*RECORDS FOR PROCESSING*
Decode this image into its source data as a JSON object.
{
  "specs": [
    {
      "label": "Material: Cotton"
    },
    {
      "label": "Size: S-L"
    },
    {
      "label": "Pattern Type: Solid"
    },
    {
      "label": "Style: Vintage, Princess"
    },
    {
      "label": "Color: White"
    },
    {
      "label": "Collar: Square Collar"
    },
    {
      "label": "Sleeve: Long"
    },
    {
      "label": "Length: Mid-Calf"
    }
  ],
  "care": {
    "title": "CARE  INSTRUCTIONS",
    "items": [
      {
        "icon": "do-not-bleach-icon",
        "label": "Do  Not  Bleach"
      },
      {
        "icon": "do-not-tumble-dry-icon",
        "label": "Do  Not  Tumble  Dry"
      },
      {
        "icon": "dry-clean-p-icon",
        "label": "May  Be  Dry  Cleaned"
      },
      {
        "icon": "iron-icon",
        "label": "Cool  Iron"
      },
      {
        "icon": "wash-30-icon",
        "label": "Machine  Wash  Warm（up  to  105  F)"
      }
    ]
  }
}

...

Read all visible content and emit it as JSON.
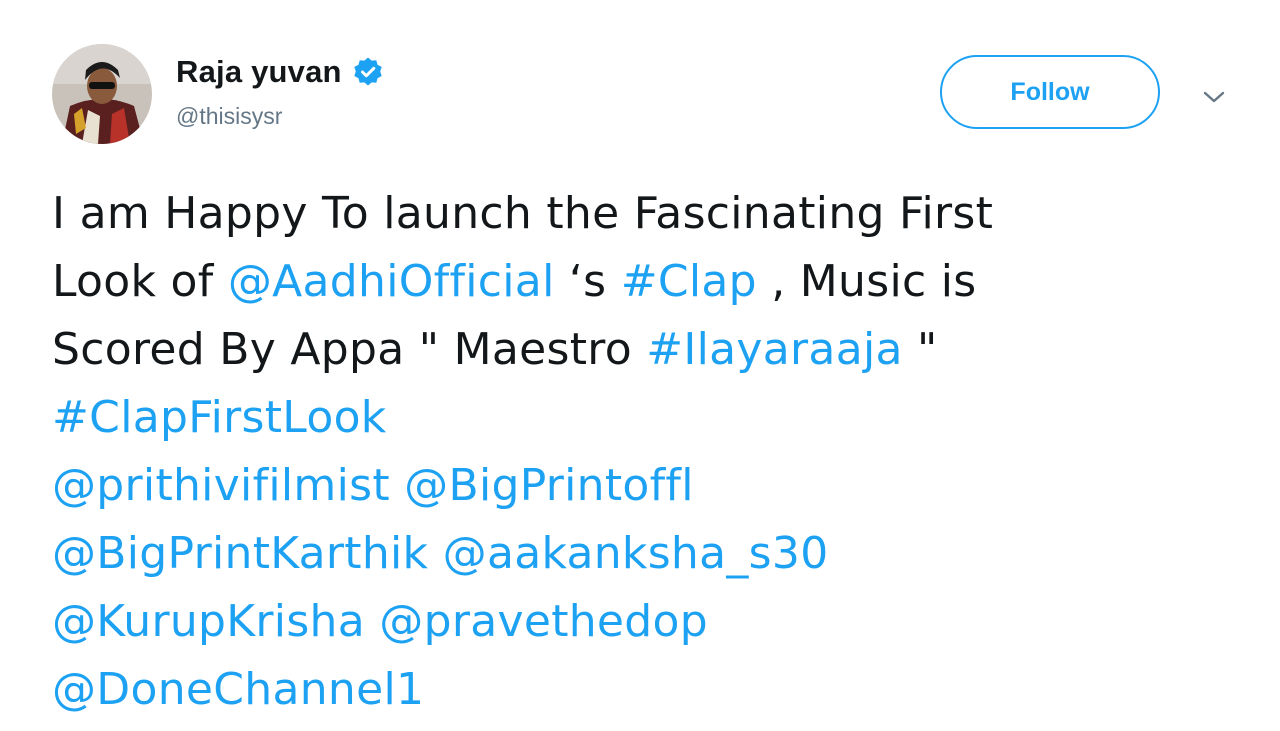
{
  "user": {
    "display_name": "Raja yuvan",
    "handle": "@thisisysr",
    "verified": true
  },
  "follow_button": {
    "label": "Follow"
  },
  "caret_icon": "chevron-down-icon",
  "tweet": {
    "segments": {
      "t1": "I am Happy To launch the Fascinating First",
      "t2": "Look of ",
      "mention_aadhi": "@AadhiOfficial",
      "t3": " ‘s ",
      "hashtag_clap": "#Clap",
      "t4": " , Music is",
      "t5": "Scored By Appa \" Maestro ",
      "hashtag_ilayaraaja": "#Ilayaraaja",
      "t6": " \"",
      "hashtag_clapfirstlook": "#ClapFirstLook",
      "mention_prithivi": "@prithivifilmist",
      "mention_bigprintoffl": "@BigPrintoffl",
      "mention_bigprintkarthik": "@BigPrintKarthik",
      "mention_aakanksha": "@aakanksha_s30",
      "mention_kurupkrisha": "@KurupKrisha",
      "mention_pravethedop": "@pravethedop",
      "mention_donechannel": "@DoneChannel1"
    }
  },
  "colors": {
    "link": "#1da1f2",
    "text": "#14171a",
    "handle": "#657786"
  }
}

*DO THIS*
Filter out all lines lacking the word "JSON" and copy the rest.

*RESULT OF THE EXERCISE*
Decode this image into its source data as a JSON object.
Read all visible content and emit it as JSON.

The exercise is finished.